Tally the lines that include the word "Taugenichts" and reply with nothing but the total.
===
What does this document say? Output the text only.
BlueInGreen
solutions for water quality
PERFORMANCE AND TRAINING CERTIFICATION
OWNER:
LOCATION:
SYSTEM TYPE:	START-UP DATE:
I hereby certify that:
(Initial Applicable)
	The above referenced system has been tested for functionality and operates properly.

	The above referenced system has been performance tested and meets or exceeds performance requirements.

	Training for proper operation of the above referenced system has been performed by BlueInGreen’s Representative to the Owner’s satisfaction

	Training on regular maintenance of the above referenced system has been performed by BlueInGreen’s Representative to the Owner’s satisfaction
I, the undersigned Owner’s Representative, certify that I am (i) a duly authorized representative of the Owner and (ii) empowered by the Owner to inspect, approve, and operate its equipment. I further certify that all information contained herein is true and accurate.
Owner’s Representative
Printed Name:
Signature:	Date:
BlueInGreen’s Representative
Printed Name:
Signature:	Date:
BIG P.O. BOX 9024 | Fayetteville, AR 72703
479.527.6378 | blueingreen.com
===
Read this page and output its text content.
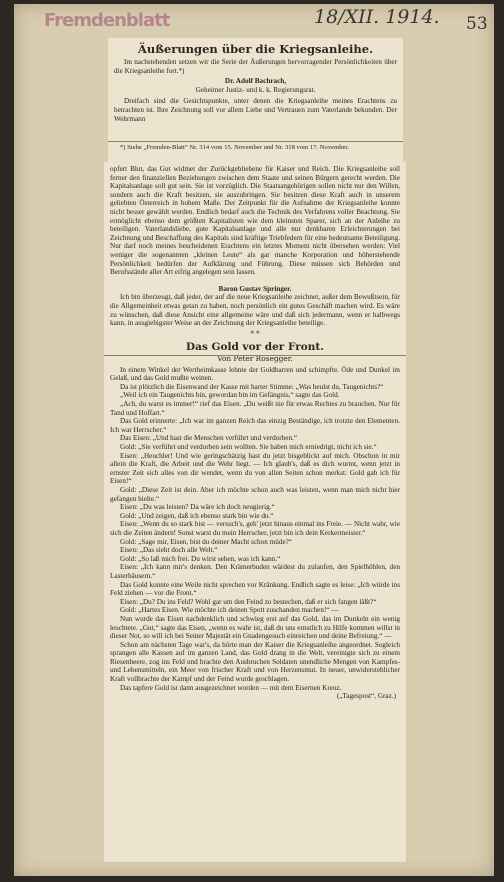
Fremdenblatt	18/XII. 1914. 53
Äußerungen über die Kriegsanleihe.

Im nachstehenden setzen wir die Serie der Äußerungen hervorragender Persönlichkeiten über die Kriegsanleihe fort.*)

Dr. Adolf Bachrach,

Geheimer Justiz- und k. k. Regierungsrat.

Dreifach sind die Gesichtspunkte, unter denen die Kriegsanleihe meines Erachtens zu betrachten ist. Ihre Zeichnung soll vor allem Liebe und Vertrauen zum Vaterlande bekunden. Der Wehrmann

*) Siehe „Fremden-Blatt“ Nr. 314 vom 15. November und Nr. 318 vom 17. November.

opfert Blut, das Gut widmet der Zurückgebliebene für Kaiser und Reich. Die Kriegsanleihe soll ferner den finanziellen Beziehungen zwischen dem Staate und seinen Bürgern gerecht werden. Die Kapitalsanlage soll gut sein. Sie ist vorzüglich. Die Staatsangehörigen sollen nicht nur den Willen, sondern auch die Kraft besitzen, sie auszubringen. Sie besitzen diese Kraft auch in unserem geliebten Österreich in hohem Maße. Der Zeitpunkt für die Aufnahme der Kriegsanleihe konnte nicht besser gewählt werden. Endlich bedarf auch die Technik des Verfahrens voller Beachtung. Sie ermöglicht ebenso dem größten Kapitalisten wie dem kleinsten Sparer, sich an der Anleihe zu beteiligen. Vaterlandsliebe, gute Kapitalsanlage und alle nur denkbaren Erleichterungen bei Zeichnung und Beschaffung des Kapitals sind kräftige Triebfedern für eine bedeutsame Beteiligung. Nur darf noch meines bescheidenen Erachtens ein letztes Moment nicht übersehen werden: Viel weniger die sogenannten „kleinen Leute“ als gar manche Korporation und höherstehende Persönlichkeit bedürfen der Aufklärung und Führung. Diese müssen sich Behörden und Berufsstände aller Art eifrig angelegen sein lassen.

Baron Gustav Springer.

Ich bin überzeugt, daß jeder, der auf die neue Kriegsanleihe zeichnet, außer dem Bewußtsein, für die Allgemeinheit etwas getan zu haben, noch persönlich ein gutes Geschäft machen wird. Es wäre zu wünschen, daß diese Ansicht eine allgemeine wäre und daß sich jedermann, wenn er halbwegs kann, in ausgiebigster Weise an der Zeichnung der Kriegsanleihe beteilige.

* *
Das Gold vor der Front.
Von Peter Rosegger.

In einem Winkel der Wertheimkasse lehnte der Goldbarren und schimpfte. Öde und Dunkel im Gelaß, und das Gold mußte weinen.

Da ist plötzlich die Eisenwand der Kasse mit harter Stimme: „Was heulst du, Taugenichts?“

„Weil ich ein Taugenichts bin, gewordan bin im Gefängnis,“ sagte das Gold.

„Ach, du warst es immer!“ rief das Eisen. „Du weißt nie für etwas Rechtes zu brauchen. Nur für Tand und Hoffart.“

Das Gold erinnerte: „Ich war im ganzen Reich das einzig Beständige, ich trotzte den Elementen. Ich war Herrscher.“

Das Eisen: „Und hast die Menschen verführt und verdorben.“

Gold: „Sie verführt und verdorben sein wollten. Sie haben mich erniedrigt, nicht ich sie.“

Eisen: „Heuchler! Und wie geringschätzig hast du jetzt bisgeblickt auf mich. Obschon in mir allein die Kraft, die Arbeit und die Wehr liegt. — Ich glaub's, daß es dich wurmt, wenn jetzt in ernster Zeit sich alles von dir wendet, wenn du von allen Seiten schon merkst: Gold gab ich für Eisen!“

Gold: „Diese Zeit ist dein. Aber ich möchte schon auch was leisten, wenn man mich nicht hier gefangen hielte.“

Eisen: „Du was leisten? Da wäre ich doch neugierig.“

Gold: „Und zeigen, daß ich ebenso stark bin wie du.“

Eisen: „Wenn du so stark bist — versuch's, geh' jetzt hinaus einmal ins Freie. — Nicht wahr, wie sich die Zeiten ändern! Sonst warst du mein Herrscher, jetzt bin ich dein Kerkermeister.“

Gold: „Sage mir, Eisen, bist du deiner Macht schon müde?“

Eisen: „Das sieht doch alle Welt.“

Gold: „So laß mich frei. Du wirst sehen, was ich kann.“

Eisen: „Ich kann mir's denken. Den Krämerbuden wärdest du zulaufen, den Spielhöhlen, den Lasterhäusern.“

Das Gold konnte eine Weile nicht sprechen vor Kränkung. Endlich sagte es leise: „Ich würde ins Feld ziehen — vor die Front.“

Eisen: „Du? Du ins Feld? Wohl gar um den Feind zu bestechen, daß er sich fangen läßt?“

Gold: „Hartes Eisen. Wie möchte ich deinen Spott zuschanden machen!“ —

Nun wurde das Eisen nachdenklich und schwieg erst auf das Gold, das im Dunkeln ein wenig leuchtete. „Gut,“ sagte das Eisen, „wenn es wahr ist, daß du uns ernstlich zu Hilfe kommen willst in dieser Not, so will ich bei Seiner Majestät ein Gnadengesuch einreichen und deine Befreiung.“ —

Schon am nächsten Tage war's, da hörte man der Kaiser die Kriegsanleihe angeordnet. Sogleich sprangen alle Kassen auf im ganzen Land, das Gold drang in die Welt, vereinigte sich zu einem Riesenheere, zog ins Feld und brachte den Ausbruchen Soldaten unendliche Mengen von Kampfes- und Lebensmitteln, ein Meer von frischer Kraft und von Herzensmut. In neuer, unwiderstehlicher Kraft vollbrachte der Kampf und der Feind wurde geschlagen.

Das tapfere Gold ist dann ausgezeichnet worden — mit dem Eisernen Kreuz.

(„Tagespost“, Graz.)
===
● OUTPUT OF THE TASK: 2